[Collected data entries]
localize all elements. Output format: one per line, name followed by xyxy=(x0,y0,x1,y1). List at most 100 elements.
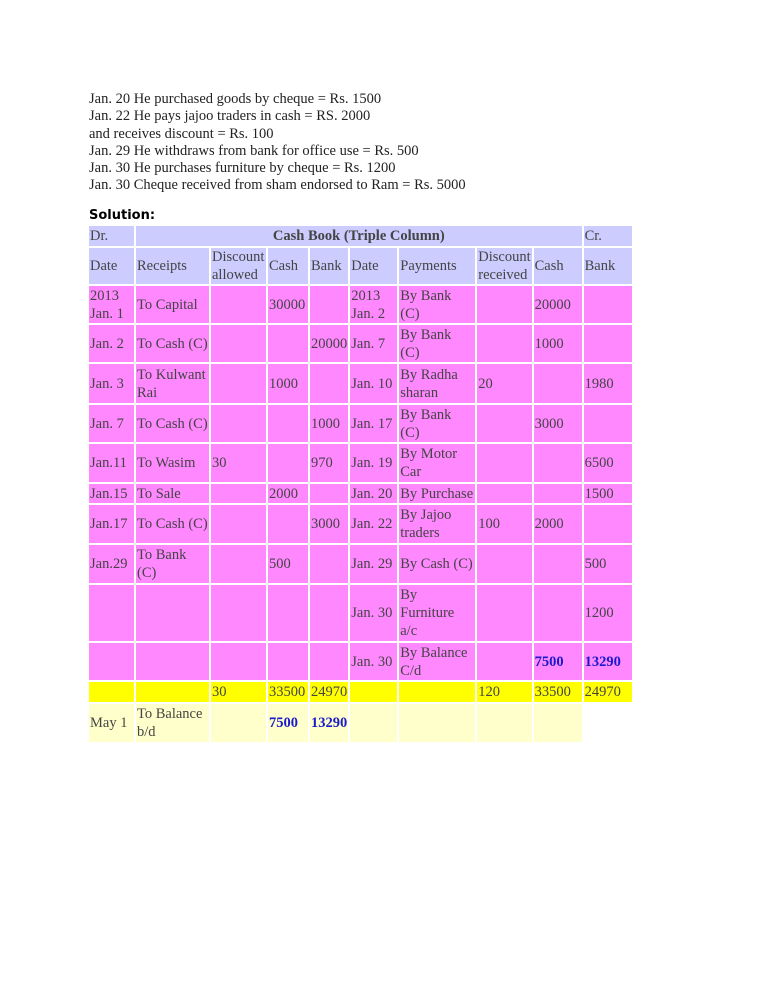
cell: By Cash (C) xyxy=(399,545,476,583)
cell: Bank xyxy=(310,248,349,284)
cell xyxy=(268,585,308,641)
cell: 30000 xyxy=(268,286,308,323)
cell: 500 xyxy=(583,545,632,583)
cell xyxy=(477,405,532,442)
cash-book-table: Dr. Cash Book (Triple Column) Cr. Date Re… xyxy=(87,224,634,744)
cell: Cash xyxy=(268,248,308,284)
cell: Jan. 7 xyxy=(89,405,134,442)
cell: 2000 xyxy=(533,505,582,543)
cell: 3000 xyxy=(533,405,582,442)
cell: 20000 xyxy=(310,325,349,362)
cell xyxy=(533,704,582,742)
table-row: Jan. 30 By Furniture a/c 1200 xyxy=(89,585,632,641)
table-row: Jan.15 To Sale 2000 Jan. 20 By Purchase 1500 xyxy=(89,484,632,503)
cell xyxy=(477,704,532,742)
cell xyxy=(477,643,532,680)
cell: To Bank (C) xyxy=(136,545,209,583)
cell xyxy=(211,325,266,362)
cell: 30 xyxy=(211,444,266,482)
cell: Jan. 22 xyxy=(350,505,398,543)
intro-line: Jan. 30 He purchases furniture by cheque… xyxy=(89,160,396,177)
cell: 20 xyxy=(477,364,532,403)
cell xyxy=(211,484,266,503)
cell xyxy=(211,704,266,742)
cell xyxy=(477,286,532,323)
cell: Jan. 10 xyxy=(350,364,398,403)
cell: Jan. 30 xyxy=(350,585,398,641)
totals-row: 30 33500 24970 120 33500 24970 xyxy=(89,682,632,702)
header-row: Date Receipts Discount allowed Cash Bank Date… xyxy=(89,248,632,284)
cell: 33500 xyxy=(268,682,308,702)
table-title: Cash Book (Triple Column) xyxy=(136,226,582,246)
cell: To Cash (C) xyxy=(136,405,209,442)
dr-label: Dr. xyxy=(89,226,134,246)
cell xyxy=(89,643,134,680)
intro-line: and receives discount = Rs. 100 xyxy=(89,125,274,142)
cell: By Bank (C) xyxy=(399,286,476,323)
intro-line: Jan. 30 Cheque received from sham endors… xyxy=(89,177,466,194)
cell xyxy=(211,585,266,641)
cell xyxy=(89,682,134,702)
title-row: Dr. Cash Book (Triple Column) Cr. xyxy=(89,226,632,246)
cell xyxy=(583,325,632,362)
cell xyxy=(89,585,134,641)
cell xyxy=(136,682,209,702)
cell: Date xyxy=(89,248,134,284)
cell xyxy=(211,364,266,403)
cell: To Capital xyxy=(136,286,209,323)
cell: By Radha sharan xyxy=(399,364,476,403)
cell xyxy=(350,682,398,702)
cell: Jan.15 xyxy=(89,484,134,503)
cell: Jan. 20 xyxy=(350,484,398,503)
cell xyxy=(477,325,532,362)
cell: To Kulwant Rai xyxy=(136,364,209,403)
cell: By Motor Car xyxy=(399,444,476,482)
cell: To Sale xyxy=(136,484,209,503)
cell xyxy=(533,585,582,641)
cell: 1500 xyxy=(583,484,632,503)
table-row: Jan. 2 To Cash (C) 20000 Jan. 7 By Bank (C) 1… xyxy=(89,325,632,362)
cell: Cash xyxy=(533,248,582,284)
cell xyxy=(477,545,532,583)
cell: Jan. 19 xyxy=(350,444,398,482)
intro-line: Jan. 22 He pays jajoo traders in cash = … xyxy=(89,108,371,125)
cell: 6500 xyxy=(583,444,632,482)
cell xyxy=(310,484,349,503)
cell: 2000 xyxy=(268,484,308,503)
cell: 1000 xyxy=(533,325,582,362)
cell xyxy=(268,505,308,543)
cell: 120 xyxy=(477,682,532,702)
cell: To Cash (C) xyxy=(136,505,209,543)
cell xyxy=(399,682,476,702)
cell: Jan. 2 xyxy=(89,325,134,362)
cell: Jan. 30 xyxy=(350,643,398,680)
balance-row: May 1 To Balance b/d 7500 13290 xyxy=(89,704,632,742)
cell xyxy=(310,643,349,680)
cell: By Balance C/d xyxy=(399,643,476,680)
table-row: Jan.11 To Wasim 30 970 Jan. 19 By Motor Car 65… xyxy=(89,444,632,482)
cell: 1980 xyxy=(583,364,632,403)
cell: 30 xyxy=(211,682,266,702)
cell xyxy=(477,484,532,503)
cell: By Purchase xyxy=(399,484,476,503)
cell xyxy=(477,585,532,641)
cell: 100 xyxy=(477,505,532,543)
cell: Jan.17 xyxy=(89,505,134,543)
cell xyxy=(310,286,349,323)
cell: Discount allowed xyxy=(211,248,266,284)
cell xyxy=(583,405,632,442)
cell: 1200 xyxy=(583,585,632,641)
cell xyxy=(583,505,632,543)
cell xyxy=(211,545,266,583)
empty-cell xyxy=(584,704,632,742)
table-row: Jan. 3 To Kulwant Rai 1000 Jan. 10 By Radha … xyxy=(89,364,632,403)
cell: 24970 xyxy=(583,682,632,702)
cell: 33500 xyxy=(533,682,582,702)
cell: 1000 xyxy=(310,405,349,442)
cell: Discount received xyxy=(477,248,532,284)
cell: 500 xyxy=(268,545,308,583)
cell: 1000 xyxy=(268,364,308,403)
cell xyxy=(268,325,308,362)
cell: Bank xyxy=(583,248,632,284)
cell xyxy=(268,405,308,442)
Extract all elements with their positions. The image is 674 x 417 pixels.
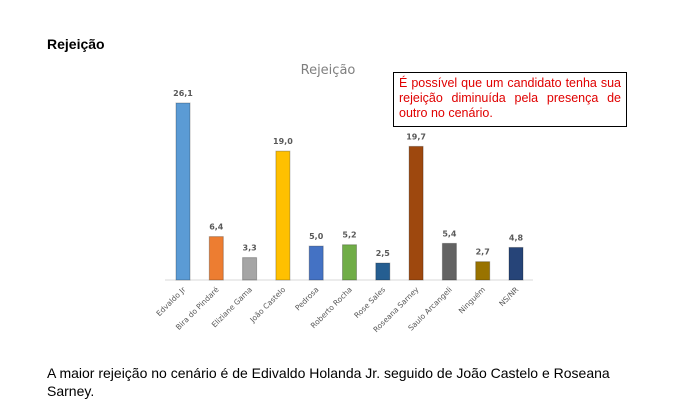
data-label: 2,7: [476, 248, 490, 257]
bar: [308, 245, 324, 281]
bar: [208, 236, 224, 281]
data-label: 6,4: [209, 223, 224, 232]
bar: [242, 257, 258, 281]
bar: [508, 246, 524, 281]
data-label: 2,5: [376, 249, 391, 258]
data-label: 3,3: [243, 244, 257, 253]
data-label: 5,0: [309, 232, 324, 241]
category-label: NS/NR: [497, 285, 520, 308]
bar: [375, 262, 391, 281]
annotation-box: É possível que um candidato tenha sua re…: [393, 72, 627, 127]
data-label: 19,7: [406, 132, 426, 141]
section-heading: Rejeição: [47, 36, 105, 52]
data-label: 5,4: [442, 229, 457, 238]
bar: [475, 261, 491, 281]
category-label: João Castelo: [247, 285, 287, 325]
chart-title: Rejeição: [301, 63, 356, 78]
conclusion-text: A maior rejeição no cenário é de Edivald…: [47, 365, 610, 399]
data-label: 26,1: [173, 89, 193, 98]
bar: [275, 150, 291, 281]
data-label: 19,0: [273, 137, 293, 146]
data-label: 4,8: [509, 233, 524, 242]
category-label: Edvaldo Jr: [154, 284, 188, 318]
bar: [408, 145, 424, 281]
category-label: Ninguém: [457, 285, 487, 315]
data-label: 5,2: [342, 231, 356, 240]
bar: [441, 242, 457, 281]
bar: [342, 244, 357, 281]
bar: [175, 102, 191, 281]
category-label: Rose Sales: [352, 285, 387, 320]
category-label: Pedrosa: [293, 285, 320, 312]
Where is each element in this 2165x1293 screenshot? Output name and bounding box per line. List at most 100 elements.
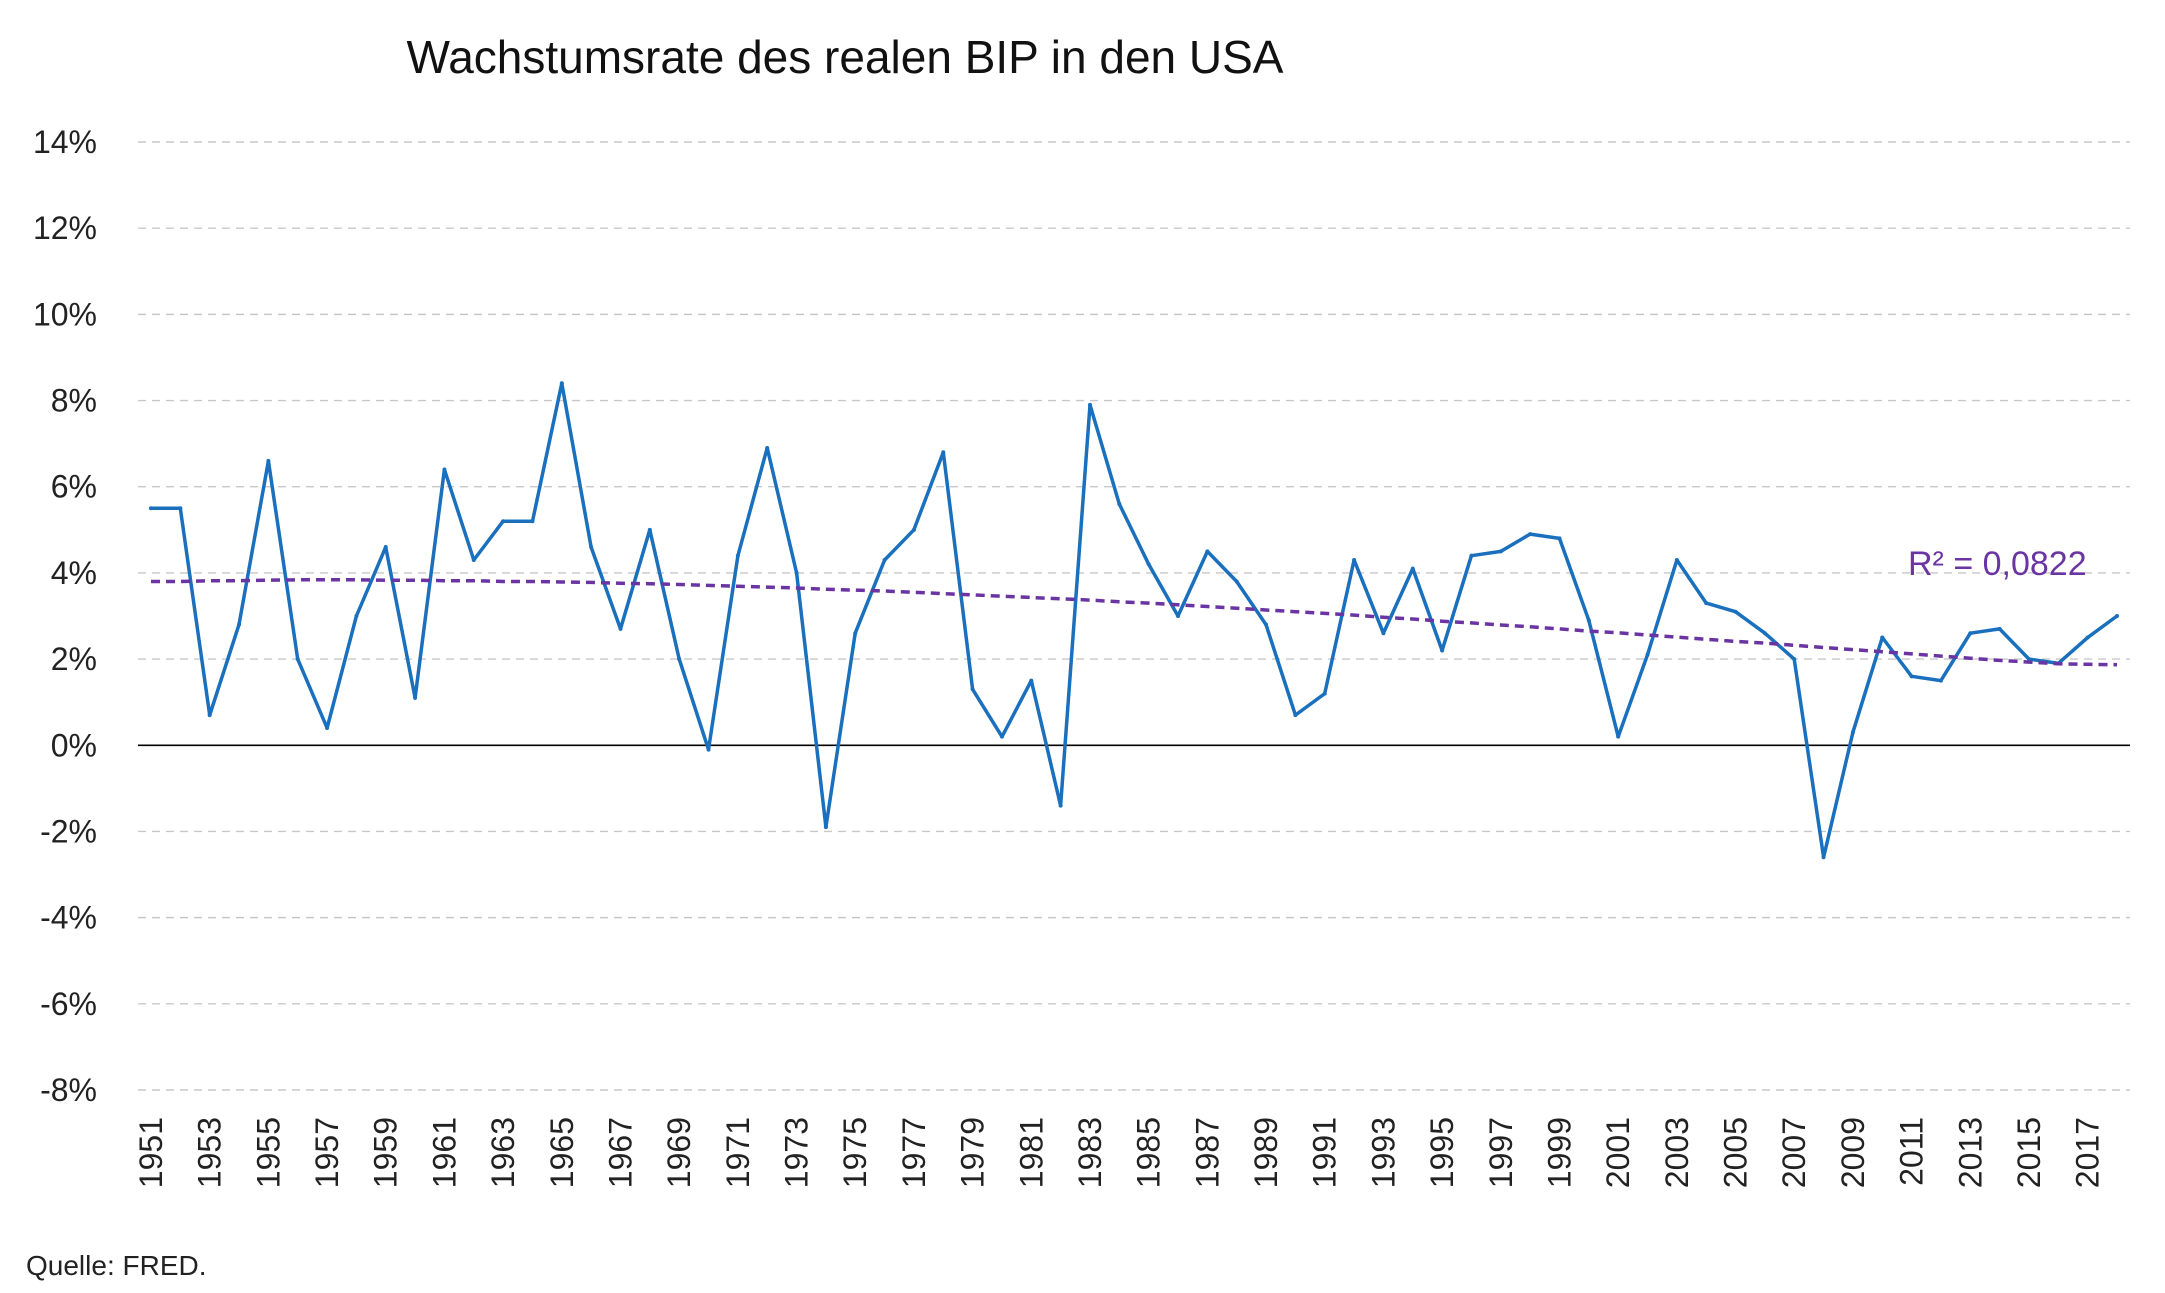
data-point — [1176, 614, 1181, 618]
x-tick-label: 1987 — [1189, 1117, 1225, 1188]
data-point — [354, 614, 359, 618]
y-tick-label: -8% — [40, 1072, 97, 1108]
x-tick-label: 2011 — [1894, 1117, 1930, 1186]
data-point — [1322, 691, 1327, 696]
x-tick-label: 1951 — [133, 1117, 169, 1188]
data-point — [941, 450, 946, 455]
x-tick-label: 2015 — [2011, 1117, 2047, 1188]
x-tick-label: 1989 — [1248, 1117, 1284, 1188]
data-point — [853, 631, 858, 636]
data-point — [266, 458, 271, 463]
data-point — [1557, 536, 1562, 541]
data-point — [589, 545, 594, 550]
series-line-trend — [151, 578, 2118, 667]
data-point — [237, 622, 242, 627]
y-tick-label: 8% — [51, 383, 97, 419]
series-line-gdp-growth — [151, 381, 2119, 860]
data-point — [1381, 631, 1386, 636]
data-point — [1762, 631, 1767, 636]
data-point — [1704, 601, 1709, 606]
data-point — [1498, 549, 1503, 554]
data-point — [2115, 614, 2119, 618]
data-point — [1616, 734, 1621, 739]
data-point — [413, 695, 418, 700]
x-tick-label: 1991 — [1307, 1117, 1343, 1188]
data-point — [1528, 532, 1533, 537]
x-tick-label: 1967 — [602, 1117, 638, 1188]
x-tick-label: 1973 — [779, 1117, 815, 1188]
data-point — [1352, 557, 1357, 562]
data-point — [2085, 635, 2090, 640]
data-point — [1410, 566, 1415, 571]
data-point — [1938, 678, 1943, 683]
data-point — [1146, 562, 1151, 567]
x-tick-label: 1957 — [309, 1117, 345, 1188]
x-tick-label: 1983 — [1072, 1117, 1108, 1188]
x-tick-label: 1993 — [1365, 1117, 1401, 1188]
data-point — [559, 381, 564, 386]
data-point — [471, 557, 476, 562]
data-point — [2026, 657, 2031, 662]
gridlines — [138, 141, 2130, 1091]
data-point — [325, 726, 330, 731]
y-axis: 14% 12% 10% 8% 6% 4% 2% 0% -2% -4% -6% -8% — [33, 124, 97, 1108]
plot-area: R² = 0,0822 — [149, 381, 2119, 860]
x-tick-label: 1981 — [1013, 1117, 1049, 1188]
x-tick-label: 1955 — [250, 1117, 286, 1188]
data-point — [735, 553, 740, 558]
x-tick-label: 2007 — [1776, 1117, 1812, 1188]
data-point — [1909, 674, 1914, 679]
data-point — [999, 734, 1004, 739]
data-point — [1792, 657, 1797, 662]
data-point — [1087, 402, 1092, 407]
x-tick-label: 1979 — [955, 1117, 991, 1188]
data-point — [1733, 609, 1738, 614]
x-tick-label: 1969 — [661, 1117, 697, 1188]
x-tick-label: 1999 — [1541, 1117, 1577, 1188]
data-point — [1440, 648, 1445, 653]
data-point — [149, 506, 153, 511]
x-tick-label: 1953 — [192, 1117, 228, 1188]
data-point — [1058, 803, 1063, 808]
x-tick-label: 1959 — [368, 1117, 404, 1188]
data-point — [618, 626, 623, 631]
data-point — [383, 545, 388, 550]
data-point — [1029, 678, 1034, 683]
data-point — [911, 527, 916, 532]
x-tick-label: 1985 — [1131, 1117, 1167, 1188]
y-tick-label: 12% — [33, 210, 97, 246]
x-tick-label: 2009 — [1835, 1117, 1871, 1188]
data-point — [1264, 622, 1269, 627]
data-point — [882, 557, 887, 562]
data-point — [1293, 713, 1298, 718]
data-point — [794, 570, 799, 575]
x-axis: 1951 1953 1955 1957 1959 1961 1963 1965 1967 1969… — [133, 1117, 2106, 1188]
y-tick-label: 14% — [33, 124, 97, 160]
x-tick-label: 2003 — [1659, 1117, 1695, 1188]
data-point — [1469, 553, 1474, 558]
data-point — [1968, 631, 1973, 636]
data-point — [1821, 855, 1826, 860]
y-tick-label: -2% — [40, 813, 97, 849]
data-point — [530, 519, 535, 524]
x-tick-label: 1961 — [426, 1117, 462, 1188]
x-tick-label: 2013 — [1952, 1117, 1988, 1188]
y-tick-label: -6% — [40, 986, 97, 1022]
data-point — [295, 657, 300, 662]
data-point — [1850, 730, 1855, 735]
x-tick-label: 1977 — [896, 1117, 932, 1188]
x-tick-label: 1995 — [1424, 1117, 1460, 1188]
data-point — [1205, 549, 1210, 554]
data-point — [647, 527, 652, 532]
y-tick-label: 0% — [51, 727, 97, 763]
data-point — [706, 747, 711, 752]
data-point — [823, 825, 828, 830]
data-point — [178, 506, 183, 511]
data-point — [765, 445, 770, 450]
x-tick-label: 1997 — [1483, 1117, 1519, 1188]
x-tick-label: 1975 — [837, 1117, 873, 1188]
data-point — [1674, 557, 1679, 562]
data-point — [1234, 579, 1239, 584]
data-point — [1880, 635, 1885, 640]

▶ [What this task involves] Please copy the lines of the entries above from the line with "cell: By Cash (C) xyxy=(399,545,476,583)" to the line with "intro-line: Jan. 30 Cheque", both included, without any changes.

▶ [Answer below]
cell: By Cash (C) xyxy=(399,545,476,583)
cell: Bank xyxy=(310,248,349,284)
cell xyxy=(268,585,308,641)
cell: 30000 xyxy=(268,286,308,323)
cell: 500 xyxy=(583,545,632,583)
cell xyxy=(477,405,532,442)
cash-book-table: Dr. Cash Book (Triple Column) Cr. Date Re… xyxy=(87,224,634,744)
cell: Cash xyxy=(268,248,308,284)
cell: Jan. 7 xyxy=(89,405,134,442)
cell: 2000 xyxy=(533,505,582,543)
cell: 3000 xyxy=(533,405,582,442)
cell: 20000 xyxy=(310,325,349,362)
cell xyxy=(533,704,582,742)
table-row: Jan. 30 By Furniture a/c 1200 xyxy=(89,585,632,641)
table-row: Jan.15 To Sale 2000 Jan. 20 By Purchase 1500 xyxy=(89,484,632,503)
cell xyxy=(477,704,532,742)
cell xyxy=(477,643,532,680)
cell: To Bank (C) xyxy=(136,545,209,583)
cell xyxy=(211,325,266,362)
cell: 30 xyxy=(211,444,266,482)
cell: Jan. 22 xyxy=(350,505,398,543)
intro-line: Jan. 30 He purchases furniture by cheque… xyxy=(89,160,396,177)
cell: 20 xyxy=(477,364,532,403)
cell xyxy=(211,484,266,503)
cell xyxy=(211,704,266,742)
cell xyxy=(477,286,532,323)
cell: Jan. 10 xyxy=(350,364,398,403)
cell: Jan. 30 xyxy=(350,585,398,641)
totals-row: 30 33500 24970 120 33500 24970 xyxy=(89,682,632,702)
header-row: Date Receipts Discount allowed Cash Bank Date… xyxy=(89,248,632,284)
cell: 33500 xyxy=(268,682,308,702)
table-title: Cash Book (Triple Column) xyxy=(136,226,582,246)
cell: To Cash (C) xyxy=(136,405,209,442)
dr-label: Dr. xyxy=(89,226,134,246)
cell xyxy=(89,643,134,680)
intro-line: and receives discount = Rs. 100 xyxy=(89,125,274,142)
cell: By Bank (C) xyxy=(399,286,476,323)
intro-line: Jan. 30 Cheque received from sham endors… xyxy=(89,177,466,194)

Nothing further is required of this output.